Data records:

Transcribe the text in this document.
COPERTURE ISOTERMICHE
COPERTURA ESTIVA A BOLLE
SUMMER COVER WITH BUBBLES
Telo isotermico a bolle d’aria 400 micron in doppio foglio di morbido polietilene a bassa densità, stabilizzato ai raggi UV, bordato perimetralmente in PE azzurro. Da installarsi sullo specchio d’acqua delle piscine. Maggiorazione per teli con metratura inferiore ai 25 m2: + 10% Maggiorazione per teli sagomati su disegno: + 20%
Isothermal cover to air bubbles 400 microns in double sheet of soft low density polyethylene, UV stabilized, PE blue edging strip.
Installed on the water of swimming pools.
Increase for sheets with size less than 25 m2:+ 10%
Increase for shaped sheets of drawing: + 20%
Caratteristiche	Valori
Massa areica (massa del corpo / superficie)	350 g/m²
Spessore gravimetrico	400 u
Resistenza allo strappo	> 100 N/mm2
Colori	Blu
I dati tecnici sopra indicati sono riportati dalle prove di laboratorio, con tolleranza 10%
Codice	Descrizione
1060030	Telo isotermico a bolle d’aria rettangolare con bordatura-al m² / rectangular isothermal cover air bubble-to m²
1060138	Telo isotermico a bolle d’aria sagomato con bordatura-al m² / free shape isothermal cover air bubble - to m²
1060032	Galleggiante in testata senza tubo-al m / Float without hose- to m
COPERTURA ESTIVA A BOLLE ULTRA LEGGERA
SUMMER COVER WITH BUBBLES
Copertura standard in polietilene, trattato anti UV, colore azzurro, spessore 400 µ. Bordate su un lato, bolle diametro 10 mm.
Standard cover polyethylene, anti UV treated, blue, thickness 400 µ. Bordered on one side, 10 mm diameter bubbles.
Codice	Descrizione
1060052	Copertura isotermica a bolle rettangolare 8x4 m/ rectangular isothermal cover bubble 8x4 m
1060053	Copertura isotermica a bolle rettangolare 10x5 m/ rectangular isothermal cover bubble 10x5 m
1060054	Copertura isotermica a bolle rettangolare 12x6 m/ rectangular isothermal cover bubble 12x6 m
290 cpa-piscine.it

#### EXERCISE DIRECTIONS:
Report the number of lines above that contain the word "ESTIVA", and only that number.

#### SOLUTION:
2